Of all the lines in this data, how many include "scanning"? Respond with the number only.

_Records to use_.
· · · · ·

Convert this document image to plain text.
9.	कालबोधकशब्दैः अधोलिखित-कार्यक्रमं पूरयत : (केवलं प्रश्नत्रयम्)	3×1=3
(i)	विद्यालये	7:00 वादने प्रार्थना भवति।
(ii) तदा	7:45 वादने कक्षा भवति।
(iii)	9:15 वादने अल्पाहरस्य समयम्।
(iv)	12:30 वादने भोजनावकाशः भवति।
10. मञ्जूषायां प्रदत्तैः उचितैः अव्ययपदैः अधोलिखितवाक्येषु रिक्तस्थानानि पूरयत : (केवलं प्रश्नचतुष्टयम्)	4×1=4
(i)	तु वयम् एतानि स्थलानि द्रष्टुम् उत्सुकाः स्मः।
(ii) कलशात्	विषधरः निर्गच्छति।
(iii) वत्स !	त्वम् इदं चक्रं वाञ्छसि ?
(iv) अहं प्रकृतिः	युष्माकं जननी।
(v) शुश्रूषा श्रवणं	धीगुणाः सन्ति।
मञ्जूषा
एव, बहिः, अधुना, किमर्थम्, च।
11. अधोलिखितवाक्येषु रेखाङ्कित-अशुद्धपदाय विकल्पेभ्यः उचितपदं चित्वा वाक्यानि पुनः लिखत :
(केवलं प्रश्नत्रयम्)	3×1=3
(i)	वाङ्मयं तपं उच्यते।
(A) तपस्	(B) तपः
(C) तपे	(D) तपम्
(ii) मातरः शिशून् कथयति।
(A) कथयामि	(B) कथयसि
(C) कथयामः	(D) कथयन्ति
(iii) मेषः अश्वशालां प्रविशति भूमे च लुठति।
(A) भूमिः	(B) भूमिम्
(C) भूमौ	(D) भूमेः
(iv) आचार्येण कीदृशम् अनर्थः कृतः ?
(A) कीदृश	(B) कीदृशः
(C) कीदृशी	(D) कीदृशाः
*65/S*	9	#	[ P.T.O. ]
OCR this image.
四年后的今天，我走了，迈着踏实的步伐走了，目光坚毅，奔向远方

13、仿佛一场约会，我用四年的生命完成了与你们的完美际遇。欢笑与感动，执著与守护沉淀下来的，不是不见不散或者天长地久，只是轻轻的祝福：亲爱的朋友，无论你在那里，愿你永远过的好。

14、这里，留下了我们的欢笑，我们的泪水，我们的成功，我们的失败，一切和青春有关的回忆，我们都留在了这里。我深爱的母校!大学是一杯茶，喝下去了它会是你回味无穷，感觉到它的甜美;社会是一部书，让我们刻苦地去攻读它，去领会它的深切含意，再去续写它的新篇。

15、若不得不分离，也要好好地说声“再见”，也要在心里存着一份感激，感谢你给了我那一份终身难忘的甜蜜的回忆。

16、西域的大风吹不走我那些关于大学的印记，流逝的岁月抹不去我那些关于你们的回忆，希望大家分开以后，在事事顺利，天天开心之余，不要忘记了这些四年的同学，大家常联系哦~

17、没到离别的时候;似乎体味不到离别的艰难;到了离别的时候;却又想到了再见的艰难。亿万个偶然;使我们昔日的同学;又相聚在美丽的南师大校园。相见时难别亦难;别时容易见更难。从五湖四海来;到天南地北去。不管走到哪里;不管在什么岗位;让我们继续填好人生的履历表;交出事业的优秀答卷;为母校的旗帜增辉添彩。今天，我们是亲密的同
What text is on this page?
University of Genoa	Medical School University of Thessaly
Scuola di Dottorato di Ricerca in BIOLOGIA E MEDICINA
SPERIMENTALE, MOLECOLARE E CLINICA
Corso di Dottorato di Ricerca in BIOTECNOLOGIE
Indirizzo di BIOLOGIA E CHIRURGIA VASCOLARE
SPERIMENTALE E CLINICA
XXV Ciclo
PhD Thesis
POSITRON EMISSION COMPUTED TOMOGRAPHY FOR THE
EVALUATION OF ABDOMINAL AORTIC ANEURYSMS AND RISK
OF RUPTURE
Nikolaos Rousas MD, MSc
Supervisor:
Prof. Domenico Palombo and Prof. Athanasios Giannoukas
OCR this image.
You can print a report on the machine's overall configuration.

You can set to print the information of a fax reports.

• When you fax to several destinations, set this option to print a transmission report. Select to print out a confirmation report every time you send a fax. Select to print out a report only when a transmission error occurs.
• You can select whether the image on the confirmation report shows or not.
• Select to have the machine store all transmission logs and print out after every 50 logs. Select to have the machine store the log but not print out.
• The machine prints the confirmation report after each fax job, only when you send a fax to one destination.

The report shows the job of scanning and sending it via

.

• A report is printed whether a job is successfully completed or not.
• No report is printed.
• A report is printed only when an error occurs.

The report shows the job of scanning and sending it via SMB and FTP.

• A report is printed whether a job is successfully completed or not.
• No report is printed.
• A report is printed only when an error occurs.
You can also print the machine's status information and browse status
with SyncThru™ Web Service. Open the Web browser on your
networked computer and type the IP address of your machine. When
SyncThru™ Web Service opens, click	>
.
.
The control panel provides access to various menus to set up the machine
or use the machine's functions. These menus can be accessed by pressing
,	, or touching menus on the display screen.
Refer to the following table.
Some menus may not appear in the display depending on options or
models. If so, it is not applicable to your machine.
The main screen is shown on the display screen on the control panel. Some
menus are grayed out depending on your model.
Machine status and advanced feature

· · · · ·

_Task solution_.
2